--- YOUR OBJECTIVE ---
Give the listing again exactly, omitting its images.

Figure record listings:

★ ★ ★

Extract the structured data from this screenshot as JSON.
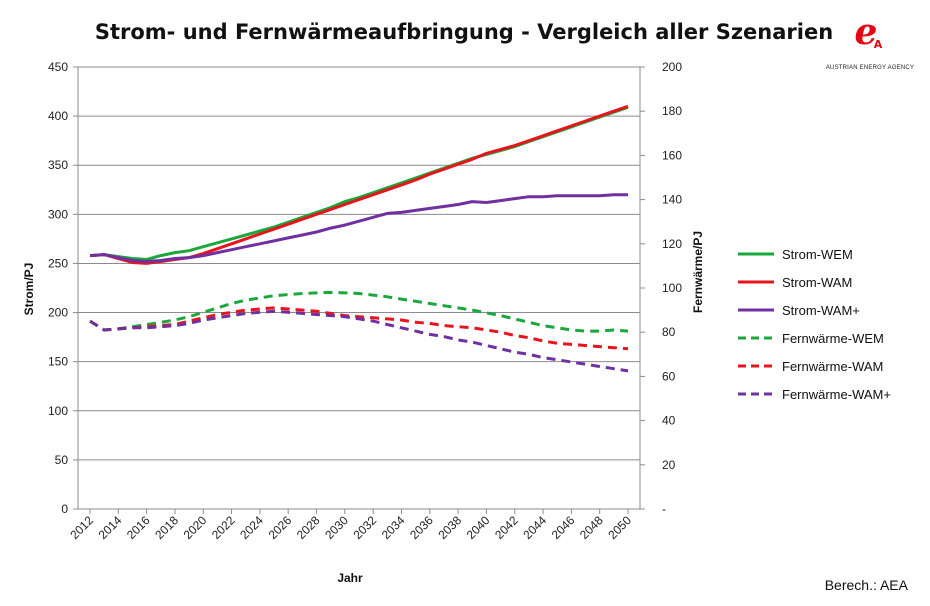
{
  "chart_data": {
    "type": "line",
    "title": "Strom- und Fernwärmeaufbringung - Vergleich aller Szenarien",
    "xlabel": "Jahr",
    "ylabel_left": "Strom/PJ",
    "ylabel_right": "Fernwärme/PJ",
    "source": "Berech.: AEA",
    "logo_text": "AUSTRIAN ENERGY AGENCY",
    "ylim_left": [
      0,
      450
    ],
    "yticks_left": [
      0,
      50,
      100,
      150,
      200,
      250,
      300,
      350,
      400,
      450
    ],
    "ylim_right": [
      0,
      200
    ],
    "yticks_right": [
      "-",
      "20",
      "40",
      "60",
      "80",
      "100",
      "120",
      "140",
      "160",
      "180",
      "200"
    ],
    "x_tick_labels": [
      "2012",
      "2014",
      "2016",
      "2018",
      "2020",
      "2022",
      "2024",
      "2026",
      "2028",
      "2030",
      "2032",
      "2034",
      "2036",
      "2038",
      "2040",
      "2042",
      "2044",
      "2046",
      "2048",
      "2050"
    ],
    "x": [
      2012,
      2013,
      2014,
      2015,
      2016,
      2017,
      2018,
      2019,
      2020,
      2021,
      2022,
      2023,
      2024,
      2025,
      2026,
      2027,
      2028,
      2029,
      2030,
      2031,
      2032,
      2033,
      2034,
      2035,
      2036,
      2037,
      2038,
      2039,
      2040,
      2041,
      2042,
      2043,
      2044,
      2045,
      2046,
      2047,
      2048,
      2049,
      2050
    ],
    "grid": "horizontal",
    "legend_position": "right",
    "series": [
      {
        "name": "Strom-WEM",
        "axis": "left",
        "color": "#1aa83c",
        "dash": "solid",
        "values": [
          258,
          259,
          257,
          255,
          254,
          258,
          261,
          263,
          267,
          271,
          275,
          279,
          283,
          287,
          292,
          297,
          302,
          307,
          313,
          317,
          322,
          327,
          332,
          337,
          342,
          347,
          352,
          357,
          361,
          365,
          369,
          374,
          379,
          384,
          389,
          394,
          399,
          404,
          409
        ]
      },
      {
        "name": "Strom-WAM",
        "axis": "left",
        "color": "#e8141c",
        "dash": "solid",
        "values": [
          258,
          259,
          255,
          251,
          250,
          252,
          254,
          256,
          260,
          265,
          270,
          275,
          280,
          285,
          290,
          295,
          300,
          305,
          310,
          315,
          320,
          325,
          330,
          335,
          341,
          346,
          351,
          356,
          362,
          366,
          370,
          375,
          380,
          385,
          390,
          395,
          400,
          405,
          410
        ]
      },
      {
        "name": "Strom-WAM+",
        "axis": "left",
        "color": "#7030a0",
        "dash": "solid",
        "values": [
          258,
          259,
          256,
          253,
          252,
          253,
          255,
          256,
          258,
          261,
          264,
          267,
          270,
          273,
          276,
          279,
          282,
          286,
          289,
          293,
          297,
          301,
          302,
          304,
          306,
          308,
          310,
          313,
          312,
          314,
          316,
          318,
          318,
          319,
          319,
          319,
          319,
          320,
          320
        ]
      },
      {
        "name": "Fernwärme-WEM",
        "axis": "right",
        "color": "#1aa83c",
        "dash": "dashed",
        "values": [
          85,
          81,
          81.5,
          82.5,
          83.5,
          84.5,
          85.5,
          87,
          89,
          91,
          93,
          94.5,
          95.5,
          96.5,
          97,
          97.5,
          97.8,
          98,
          97.8,
          97.5,
          96.8,
          96,
          95,
          94,
          93,
          92,
          91,
          90,
          88.8,
          87.5,
          86,
          84.5,
          83,
          82,
          81,
          80.5,
          80.5,
          81,
          80.5
        ]
      },
      {
        "name": "Fernwärme-WAM",
        "axis": "right",
        "color": "#e8141c",
        "dash": "dashed",
        "values": [
          85,
          81,
          81.5,
          82,
          82.5,
          83,
          83.5,
          85,
          86.5,
          88,
          89,
          90,
          90.5,
          91,
          90.5,
          90,
          89.5,
          88.5,
          87.5,
          87,
          86.5,
          86,
          85.5,
          84.5,
          84,
          83,
          82.5,
          82,
          81,
          80,
          78.5,
          77.5,
          76,
          75,
          74.5,
          74,
          73.5,
          73,
          72.5
        ]
      },
      {
        "name": "Fernwärme-WAM+",
        "axis": "right",
        "color": "#7030a0",
        "dash": "dashed",
        "values": [
          85,
          81,
          81.5,
          82,
          82,
          82.5,
          83,
          84,
          85.5,
          86.5,
          87.5,
          88.5,
          89,
          89.5,
          89,
          88.5,
          88,
          87.5,
          87,
          86,
          85,
          83.5,
          82,
          80.5,
          79,
          78,
          76.5,
          75.5,
          74,
          72.5,
          71,
          70,
          68.5,
          67.5,
          66.5,
          65.5,
          64.5,
          63.5,
          62.5
        ]
      }
    ]
  }
}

★ ★ ★

--- FINISHED TASK ---
Extract the structured data from this screenshot as JSON.
{
  "chart_data": {
    "type": "line",
    "title": "Strom- und Fernwärmeaufbringung - Vergleich aller Szenarien",
    "xlabel": "Jahr",
    "ylabel_left": "Strom/PJ",
    "ylabel_right": "Fernwärme/PJ",
    "source": "Berech.: AEA",
    "logo_text": "AUSTRIAN ENERGY AGENCY",
    "ylim_left": [
      0,
      450
    ],
    "yticks_left": [
      0,
      50,
      100,
      150,
      200,
      250,
      300,
      350,
      400,
      450
    ],
    "ylim_right": [
      0,
      200
    ],
    "yticks_right": [
      "-",
      "20",
      "40",
      "60",
      "80",
      "100",
      "120",
      "140",
      "160",
      "180",
      "200"
    ],
    "x_tick_labels": [
      "2012",
      "2014",
      "2016",
      "2018",
      "2020",
      "2022",
      "2024",
      "2026",
      "2028",
      "2030",
      "2032",
      "2034",
      "2036",
      "2038",
      "2040",
      "2042",
      "2044",
      "2046",
      "2048",
      "2050"
    ],
    "x": [
      2012,
      2013,
      2014,
      2015,
      2016,
      2017,
      2018,
      2019,
      2020,
      2021,
      2022,
      2023,
      2024,
      2025,
      2026,
      2027,
      2028,
      2029,
      2030,
      2031,
      2032,
      2033,
      2034,
      2035,
      2036,
      2037,
      2038,
      2039,
      2040,
      2041,
      2042,
      2043,
      2044,
      2045,
      2046,
      2047,
      2048,
      2049,
      2050
    ],
    "grid": "horizontal",
    "legend_position": "right",
    "series": [
      {
        "name": "Strom-WEM",
        "axis": "left",
        "color": "#1aa83c",
        "dash": "solid",
        "values": [
          258,
          259,
          257,
          255,
          254,
          258,
          261,
          263,
          267,
          271,
          275,
          279,
          283,
          287,
          292,
          297,
          302,
          307,
          313,
          317,
          322,
          327,
          332,
          337,
          342,
          347,
          352,
          357,
          361,
          365,
          369,
          374,
          379,
          384,
          389,
          394,
          399,
          404,
          409
        ]
      },
      {
        "name": "Strom-WAM",
        "axis": "left",
        "color": "#e8141c",
        "dash": "solid",
        "values": [
          258,
          259,
          255,
          251,
          250,
          252,
          254,
          256,
          260,
          265,
          270,
          275,
          280,
          285,
          290,
          295,
          300,
          305,
          310,
          315,
          320,
          325,
          330,
          335,
          341,
          346,
          351,
          356,
          362,
          366,
          370,
          375,
          380,
          385,
          390,
          395,
          400,
          405,
          410
        ]
      },
      {
        "name": "Strom-WAM+",
        "axis": "left",
        "color": "#7030a0",
        "dash": "solid",
        "values": [
          258,
          259,
          256,
          253,
          252,
          253,
          255,
          256,
          258,
          261,
          264,
          267,
          270,
          273,
          276,
          279,
          282,
          286,
          289,
          293,
          297,
          301,
          302,
          304,
          306,
          308,
          310,
          313,
          312,
          314,
          316,
          318,
          318,
          319,
          319,
          319,
          319,
          320,
          320
        ]
      },
      {
        "name": "Fernwärme-WEM",
        "axis": "right",
        "color": "#1aa83c",
        "dash": "dashed",
        "values": [
          85,
          81,
          81.5,
          82.5,
          83.5,
          84.5,
          85.5,
          87,
          89,
          91,
          93,
          94.5,
          95.5,
          96.5,
          97,
          97.5,
          97.8,
          98,
          97.8,
          97.5,
          96.8,
          96,
          95,
          94,
          93,
          92,
          91,
          90,
          88.8,
          87.5,
          86,
          84.5,
          83,
          82,
          81,
          80.5,
          80.5,
          81,
          80.5
        ]
      },
      {
        "name": "Fernwärme-WAM",
        "axis": "right",
        "color": "#e8141c",
        "dash": "dashed",
        "values": [
          85,
          81,
          81.5,
          82,
          82.5,
          83,
          83.5,
          85,
          86.5,
          88,
          89,
          90,
          90.5,
          91,
          90.5,
          90,
          89.5,
          88.5,
          87.5,
          87,
          86.5,
          86,
          85.5,
          84.5,
          84,
          83,
          82.5,
          82,
          81,
          80,
          78.5,
          77.5,
          76,
          75,
          74.5,
          74,
          73.5,
          73,
          72.5
        ]
      },
      {
        "name": "Fernwärme-WAM+",
        "axis": "right",
        "color": "#7030a0",
        "dash": "dashed",
        "values": [
          85,
          81,
          81.5,
          82,
          82,
          82.5,
          83,
          84,
          85.5,
          86.5,
          87.5,
          88.5,
          89,
          89.5,
          89,
          88.5,
          88,
          87.5,
          87,
          86,
          85,
          83.5,
          82,
          80.5,
          79,
          78,
          76.5,
          75.5,
          74,
          72.5,
          71,
          70,
          68.5,
          67.5,
          66.5,
          65.5,
          64.5,
          63.5,
          62.5
        ]
      }
    ]
  }
}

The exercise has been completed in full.